* _Trecho do documento_
Após a revelação, descobriu-se que Barry Bennell, que já havia sido condenado por abuso de um menino de 13 anos durante uma excursão aos Estados Unidos e também por molestar 24 garotos no Reino Unido, estava escondido em uma pequena cidade no sudeste da Inglaterra, onde usava um nome falso. Seguindo o exemplo de Woodward, diversos ex-jogadores denunciaram ter sofrido abusos sexuais. Em dois meses, as autoridades locais registraram centenas de ocorrências de assédio e abuso relacionadas às categorias de base do futebol inglês, um escândalo que atingiu clubes tradicionais como Chelsea e Manchester City, acusados de abafar denúncias de garotos abusados. Bennell foi preso. Em fevereiro deste ano, acabou condenado a mais três décadas de cadeia por abusar de 12 crianças entre 8 e 15 anos.
Assim que inteirou-se do espectro pedófilo de Bennell, a irmã de Andy Woodward se separou do antigo técnico. O ex-zagueiro fez terapia por quase 20 anos. Hoje, se diz aliviado. Não só pela restauração da família e da autoestima, mas, sobretudo, por ter encontrado uma nova vocação como militante dos direitos infantojuvenis no esporte. Embora reconheça que qualquer criança está sujeita a sofrer abusos sexuais, ele reivindica uma atenção maior dos clubes aos milhares de meninos que se aventuram pelo terreno machista do futebol. “O abuso sexual acontece em todo o mundo. Na Inglaterra, no Brasil, na Argentina... Há diferentes razões para que um menino ou uma menina não revele o que sofreu. É difícil para todos. Mas, no caso dos garotos, existe um enorme tabu. As crianças do sexo masculino têm mais dificuldade de falar sobre isso. Muitos pensam: ‘Ninguém vai me ouvir porque eu sou um menino, devo me comportar como homem. E isso é vergonhoso para mim’. Foi algo que eu senti. O abusador exerce poder e controle, especialmente no futebol. Seu impacto na vida de uma criança é aterrador.”
“O futebol perde muitos talentos para o abuso sexual. E deixa muitas vidas destroçadas”

* _Questões de estudo_
**a.** Segundo o trecho sobre abusos no futebol inglês, onde Barry Bennell estava escondido após a revelação?
**b.** Transcreva literalmente o trecho sobre abusos no futebol inglês, começando nas palavras "Após a revelação, descobriu-se" e parando depois de "8 e 15 anos.".
**c.** Dê continuidade ao trecho sobre abusos no futebol inglês a partir do ponto em que ele termina.
As linhas abaixo provêm de outra fonte.

* _Extratos de registros_
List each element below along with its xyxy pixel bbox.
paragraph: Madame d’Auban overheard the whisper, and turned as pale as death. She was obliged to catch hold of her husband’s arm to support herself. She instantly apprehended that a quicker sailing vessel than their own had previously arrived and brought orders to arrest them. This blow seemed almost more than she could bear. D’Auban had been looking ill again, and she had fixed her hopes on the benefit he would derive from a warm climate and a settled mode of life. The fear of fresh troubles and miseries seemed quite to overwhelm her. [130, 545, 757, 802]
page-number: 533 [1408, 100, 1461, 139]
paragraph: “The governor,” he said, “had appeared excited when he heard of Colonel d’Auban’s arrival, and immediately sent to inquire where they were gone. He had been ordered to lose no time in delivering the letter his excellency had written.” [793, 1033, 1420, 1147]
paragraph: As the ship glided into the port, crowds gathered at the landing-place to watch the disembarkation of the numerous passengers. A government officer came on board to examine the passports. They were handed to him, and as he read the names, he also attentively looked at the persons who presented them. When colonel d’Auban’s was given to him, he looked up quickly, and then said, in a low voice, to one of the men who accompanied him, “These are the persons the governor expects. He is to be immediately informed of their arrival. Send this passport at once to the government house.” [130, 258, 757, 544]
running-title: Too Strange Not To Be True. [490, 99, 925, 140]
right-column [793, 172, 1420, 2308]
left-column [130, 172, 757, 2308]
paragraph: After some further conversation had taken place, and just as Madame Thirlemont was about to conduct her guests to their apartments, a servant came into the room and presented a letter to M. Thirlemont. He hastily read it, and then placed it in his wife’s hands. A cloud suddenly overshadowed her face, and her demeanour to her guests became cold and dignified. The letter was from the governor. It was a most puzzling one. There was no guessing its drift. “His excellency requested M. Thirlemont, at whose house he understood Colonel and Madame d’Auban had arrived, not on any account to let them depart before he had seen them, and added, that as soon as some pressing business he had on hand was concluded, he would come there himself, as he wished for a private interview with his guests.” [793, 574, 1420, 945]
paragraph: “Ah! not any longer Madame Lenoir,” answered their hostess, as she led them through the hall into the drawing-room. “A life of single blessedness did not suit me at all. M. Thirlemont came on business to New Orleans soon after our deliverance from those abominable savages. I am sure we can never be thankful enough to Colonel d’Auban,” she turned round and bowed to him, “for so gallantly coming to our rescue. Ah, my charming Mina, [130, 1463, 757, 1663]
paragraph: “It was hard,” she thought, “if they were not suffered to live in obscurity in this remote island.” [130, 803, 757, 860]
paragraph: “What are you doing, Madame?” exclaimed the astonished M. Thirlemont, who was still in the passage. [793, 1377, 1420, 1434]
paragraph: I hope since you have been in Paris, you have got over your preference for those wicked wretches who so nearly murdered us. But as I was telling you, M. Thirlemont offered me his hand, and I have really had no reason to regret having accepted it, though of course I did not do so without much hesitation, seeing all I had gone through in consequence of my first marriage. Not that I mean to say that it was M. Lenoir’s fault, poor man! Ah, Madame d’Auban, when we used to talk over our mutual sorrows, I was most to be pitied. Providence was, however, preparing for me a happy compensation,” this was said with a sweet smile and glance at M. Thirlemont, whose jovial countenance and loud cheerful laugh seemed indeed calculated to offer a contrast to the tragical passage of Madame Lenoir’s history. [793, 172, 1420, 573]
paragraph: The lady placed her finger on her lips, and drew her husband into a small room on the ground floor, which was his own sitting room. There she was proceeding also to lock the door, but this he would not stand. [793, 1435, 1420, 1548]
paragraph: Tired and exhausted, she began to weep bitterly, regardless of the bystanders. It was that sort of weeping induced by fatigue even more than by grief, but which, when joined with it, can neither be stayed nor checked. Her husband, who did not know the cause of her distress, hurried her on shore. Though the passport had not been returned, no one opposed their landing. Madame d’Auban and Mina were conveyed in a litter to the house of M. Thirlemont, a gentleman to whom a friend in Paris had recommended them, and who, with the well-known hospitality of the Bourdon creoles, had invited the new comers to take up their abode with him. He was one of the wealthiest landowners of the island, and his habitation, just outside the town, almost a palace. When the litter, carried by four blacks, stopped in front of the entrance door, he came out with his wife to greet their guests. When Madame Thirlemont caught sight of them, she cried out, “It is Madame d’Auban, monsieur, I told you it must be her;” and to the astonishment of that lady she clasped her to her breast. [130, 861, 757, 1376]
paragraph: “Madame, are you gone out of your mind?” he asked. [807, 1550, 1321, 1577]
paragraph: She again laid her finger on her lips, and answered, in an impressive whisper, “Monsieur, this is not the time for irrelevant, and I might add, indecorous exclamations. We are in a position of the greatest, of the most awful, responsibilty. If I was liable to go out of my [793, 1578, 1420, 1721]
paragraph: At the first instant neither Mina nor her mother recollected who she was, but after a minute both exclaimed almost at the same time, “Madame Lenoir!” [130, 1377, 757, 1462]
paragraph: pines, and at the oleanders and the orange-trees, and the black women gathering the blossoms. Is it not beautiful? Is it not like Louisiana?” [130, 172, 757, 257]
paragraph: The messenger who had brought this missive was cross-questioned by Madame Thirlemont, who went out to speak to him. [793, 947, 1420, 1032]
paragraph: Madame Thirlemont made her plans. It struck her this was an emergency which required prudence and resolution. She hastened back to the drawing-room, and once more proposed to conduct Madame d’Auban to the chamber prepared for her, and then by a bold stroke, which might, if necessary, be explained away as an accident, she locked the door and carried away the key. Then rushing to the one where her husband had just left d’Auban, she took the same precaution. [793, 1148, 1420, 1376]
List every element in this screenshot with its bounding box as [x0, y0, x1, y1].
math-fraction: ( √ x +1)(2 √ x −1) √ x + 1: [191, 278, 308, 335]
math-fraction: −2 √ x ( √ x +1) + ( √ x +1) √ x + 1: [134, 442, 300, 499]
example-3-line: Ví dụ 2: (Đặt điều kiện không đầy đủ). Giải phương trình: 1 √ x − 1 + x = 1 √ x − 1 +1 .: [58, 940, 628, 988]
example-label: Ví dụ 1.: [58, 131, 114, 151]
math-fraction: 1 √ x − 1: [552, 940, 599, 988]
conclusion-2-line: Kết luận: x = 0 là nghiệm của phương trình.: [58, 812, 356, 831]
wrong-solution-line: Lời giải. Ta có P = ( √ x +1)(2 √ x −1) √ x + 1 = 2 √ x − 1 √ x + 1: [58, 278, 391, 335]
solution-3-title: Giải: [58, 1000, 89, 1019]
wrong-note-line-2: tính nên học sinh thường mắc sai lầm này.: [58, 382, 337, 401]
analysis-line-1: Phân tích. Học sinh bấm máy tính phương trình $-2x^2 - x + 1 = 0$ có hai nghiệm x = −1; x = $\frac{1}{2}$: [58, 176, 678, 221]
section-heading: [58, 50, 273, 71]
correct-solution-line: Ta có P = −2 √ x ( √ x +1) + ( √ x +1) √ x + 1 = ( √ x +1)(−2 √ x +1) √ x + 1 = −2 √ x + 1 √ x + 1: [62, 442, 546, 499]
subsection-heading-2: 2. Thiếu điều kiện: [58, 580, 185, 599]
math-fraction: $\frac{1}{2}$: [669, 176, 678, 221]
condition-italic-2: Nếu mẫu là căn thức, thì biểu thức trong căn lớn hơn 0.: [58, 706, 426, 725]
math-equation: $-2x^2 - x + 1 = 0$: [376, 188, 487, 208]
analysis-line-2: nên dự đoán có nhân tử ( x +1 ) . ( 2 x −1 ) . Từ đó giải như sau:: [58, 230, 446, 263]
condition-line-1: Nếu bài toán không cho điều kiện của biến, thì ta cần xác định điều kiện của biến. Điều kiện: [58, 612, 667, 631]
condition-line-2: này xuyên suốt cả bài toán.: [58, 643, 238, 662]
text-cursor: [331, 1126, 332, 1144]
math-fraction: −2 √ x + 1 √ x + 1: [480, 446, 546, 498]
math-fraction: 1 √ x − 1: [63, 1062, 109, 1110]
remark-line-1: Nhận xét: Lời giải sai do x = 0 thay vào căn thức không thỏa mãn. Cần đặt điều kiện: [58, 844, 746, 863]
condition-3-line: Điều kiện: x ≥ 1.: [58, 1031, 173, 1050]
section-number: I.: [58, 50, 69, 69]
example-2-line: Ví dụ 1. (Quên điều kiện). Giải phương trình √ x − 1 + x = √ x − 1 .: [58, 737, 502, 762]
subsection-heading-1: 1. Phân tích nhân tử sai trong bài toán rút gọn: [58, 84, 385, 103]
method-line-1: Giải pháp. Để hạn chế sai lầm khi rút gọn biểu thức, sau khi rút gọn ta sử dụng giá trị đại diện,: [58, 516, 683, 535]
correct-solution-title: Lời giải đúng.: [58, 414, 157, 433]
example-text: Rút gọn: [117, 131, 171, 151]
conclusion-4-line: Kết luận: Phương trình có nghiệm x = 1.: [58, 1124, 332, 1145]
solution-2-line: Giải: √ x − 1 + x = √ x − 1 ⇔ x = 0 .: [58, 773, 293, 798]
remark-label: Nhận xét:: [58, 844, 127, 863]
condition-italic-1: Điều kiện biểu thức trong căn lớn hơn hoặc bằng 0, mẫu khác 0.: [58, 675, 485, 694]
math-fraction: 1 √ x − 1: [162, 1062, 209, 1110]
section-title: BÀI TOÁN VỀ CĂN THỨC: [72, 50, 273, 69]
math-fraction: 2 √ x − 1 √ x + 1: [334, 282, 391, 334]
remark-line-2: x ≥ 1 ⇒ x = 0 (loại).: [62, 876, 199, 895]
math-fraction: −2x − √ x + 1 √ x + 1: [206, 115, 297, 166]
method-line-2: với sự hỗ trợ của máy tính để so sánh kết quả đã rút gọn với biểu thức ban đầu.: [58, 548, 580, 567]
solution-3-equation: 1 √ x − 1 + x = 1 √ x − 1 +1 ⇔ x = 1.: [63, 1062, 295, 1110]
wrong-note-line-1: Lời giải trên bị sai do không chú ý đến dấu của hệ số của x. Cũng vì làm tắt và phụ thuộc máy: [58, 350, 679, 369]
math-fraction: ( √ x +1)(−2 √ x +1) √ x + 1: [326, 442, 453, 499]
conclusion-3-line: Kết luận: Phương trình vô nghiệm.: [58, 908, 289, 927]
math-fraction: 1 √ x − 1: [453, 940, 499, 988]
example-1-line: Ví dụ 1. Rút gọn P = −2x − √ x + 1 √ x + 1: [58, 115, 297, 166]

* _Gabarito_
**a.** Em uma pequena cidade no sudeste da Inglaterra, onde usava um nome falso.

**b.**
Após a revelação, descobriu-se que Barry Bennell, que já havia sido condenado por abuso de um menino de 13 anos durante uma excursão aos Estados Unidos e também por molestar 24 garotos no Reino Unido, estava escondido em uma pequena cidade no sudeste da Inglaterra, onde usava um nome falso. Seguindo o exemplo de Woodward, diversos ex-jogadores denunciaram ter sofrido abusos sexuais. Em dois meses, as autoridades locais registraram centenas de ocorrências de assédio e abuso relacionadas às categorias de base do futebol inglês, um escândalo que atingiu clubes tradicionais como Chelsea e Manchester City, acusados de abafar denúncias de garotos abusados. Bennell foi preso. Em fevereiro deste ano, acabou condenado a mais três décadas de cadeia por abusar de 12 crianças entre 8 e 15 anos.

**c.**
Na Inglaterra, Woodward ajudou a produzir um estudo independente com o histórico de casos de abuso sexual no futebol inglês, em parceria com a Football Association (FA), que, além de reconhecer a atuação de abusadores como um problema, também encabeçou campanhas com jogadores da seleção para incentivar outras denúncias. Já o Crewe Alexandra, de acordo com Woodward, se preocupou mais em manter sua imagem de renomado celeiro de jogadores a admitir que o conselho do clube havia ignorado suspeitas contra Barry Bennell nos anos 90. A instituição se justificou alegando que teria demitido o treinador, antes de sua primeira condenação nos Estados Unidos, por divergências de metodologia. “O futebol perde muitos talentos para o abuso sexual. E deixa muitas vidas destroçadas”, afirma o ex-jogador. “Há bons profissionais, mas é preciso tirar as maçãs podres. Clubes e federações têm de se engajar nessa luta.”
“Ajudar a salvar pelo menos uma criança já vale o esforço.” Esse é o lema que motiva Andy Woodward em sua jornada diária de reconstrução. “Eu pretendo gerar uma mudança positiva para as novas gerações, para que os futuros jogadores não tenham de conviver com as terríveis consequências do abuso sexual. Não quero que outros meninos sofram o que eu sofri. E, àqueles que sofreram, espero levar um exemplo de coragem para que denunciem seus abusadores. Eu perdi minha juventude, mas não é porque tivemos um passado ruim que não podemos mudar o futuro. Sou um lutador, um sobrevivente.”